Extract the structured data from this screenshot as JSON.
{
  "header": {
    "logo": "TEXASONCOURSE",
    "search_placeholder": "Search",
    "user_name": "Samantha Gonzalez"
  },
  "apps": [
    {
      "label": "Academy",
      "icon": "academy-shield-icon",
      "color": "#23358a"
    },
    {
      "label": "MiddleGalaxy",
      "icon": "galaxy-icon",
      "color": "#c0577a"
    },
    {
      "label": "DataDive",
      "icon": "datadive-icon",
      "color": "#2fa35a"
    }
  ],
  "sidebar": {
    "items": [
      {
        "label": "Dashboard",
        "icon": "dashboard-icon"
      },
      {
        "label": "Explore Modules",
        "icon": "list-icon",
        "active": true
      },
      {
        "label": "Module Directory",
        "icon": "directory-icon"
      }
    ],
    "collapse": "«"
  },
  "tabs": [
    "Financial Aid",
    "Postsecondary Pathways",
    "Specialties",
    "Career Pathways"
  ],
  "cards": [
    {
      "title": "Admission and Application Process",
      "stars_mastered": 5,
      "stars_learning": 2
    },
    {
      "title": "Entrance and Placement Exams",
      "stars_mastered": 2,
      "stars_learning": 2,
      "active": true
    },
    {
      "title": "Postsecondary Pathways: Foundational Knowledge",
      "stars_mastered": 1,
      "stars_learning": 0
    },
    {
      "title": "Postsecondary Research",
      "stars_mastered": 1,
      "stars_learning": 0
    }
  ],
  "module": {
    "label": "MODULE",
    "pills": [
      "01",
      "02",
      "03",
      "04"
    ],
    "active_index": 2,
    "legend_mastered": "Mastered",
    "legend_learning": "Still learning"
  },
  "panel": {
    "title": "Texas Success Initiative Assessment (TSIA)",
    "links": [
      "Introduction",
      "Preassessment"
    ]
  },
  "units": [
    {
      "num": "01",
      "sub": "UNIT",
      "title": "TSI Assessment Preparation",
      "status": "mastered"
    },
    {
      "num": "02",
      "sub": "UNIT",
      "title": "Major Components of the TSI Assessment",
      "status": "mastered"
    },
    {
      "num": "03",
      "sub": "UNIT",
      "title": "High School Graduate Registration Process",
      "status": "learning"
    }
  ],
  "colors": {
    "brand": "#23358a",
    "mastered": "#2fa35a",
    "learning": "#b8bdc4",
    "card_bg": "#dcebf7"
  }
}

▶ [Task details]
Exact copies of all the records are required.

▶ [Reply]
Extract the structured data from this screenshot as JSON.
{
  "header": {
    "logo": "TEXASONCOURSE",
    "search_placeholder": "Search",
    "user_name": "Samantha Gonzalez"
  },
  "apps": [
    {
      "label": "Academy",
      "icon": "academy-shield-icon",
      "color": "#23358a"
    },
    {
      "label": "MiddleGalaxy",
      "icon": "galaxy-icon",
      "color": "#c0577a"
    },
    {
      "label": "DataDive",
      "icon": "datadive-icon",
      "color": "#2fa35a"
    }
  ],
  "sidebar": {
    "items": [
      {
        "label": "Dashboard",
        "icon": "dashboard-icon"
      },
      {
        "label": "Explore Modules",
        "icon": "list-icon",
        "active": true
      },
      {
        "label": "Module Directory",
        "icon": "directory-icon"
      }
    ],
    "collapse": "«"
  },
  "tabs": [
    "Financial Aid",
    "Postsecondary Pathways",
    "Specialties",
    "Career Pathways"
  ],
  "cards": [
    {
      "title": "Admission and Application Process",
      "stars_mastered": 5,
      "stars_learning": 2
    },
    {
      "title": "Entrance and Placement Exams",
      "stars_mastered": 2,
      "stars_learning": 2,
      "active": true
    },
    {
      "title": "Postsecondary Pathways: Foundational Knowledge",
      "stars_mastered": 1,
      "stars_learning": 0
    },
    {
      "title": "Postsecondary Research",
      "stars_mastered": 1,
      "stars_learning": 0
    }
  ],
  "module": {
    "label": "MODULE",
    "pills": [
      "01",
      "02",
      "03",
      "04"
    ],
    "active_index": 2,
    "legend_mastered": "Mastered",
    "legend_learning": "Still learning"
  },
  "panel": {
    "title": "Texas Success Initiative Assessment (TSIA)",
    "links": [
      "Introduction",
      "Preassessment"
    ]
  },
  "units": [
    {
      "num": "01",
      "sub": "UNIT",
      "title": "TSI Assessment Preparation",
      "status": "mastered"
    },
    {
      "num": "02",
      "sub": "UNIT",
      "title": "Major Components of the TSI Assessment",
      "status": "mastered"
    },
    {
      "num": "03",
      "sub": "UNIT",
      "title": "High School Graduate Registration Process",
      "status": "learning"
    }
  ],
  "colors": {
    "brand": "#23358a",
    "mastered": "#2fa35a",
    "learning": "#b8bdc4",
    "card_bg": "#dcebf7"
  }
}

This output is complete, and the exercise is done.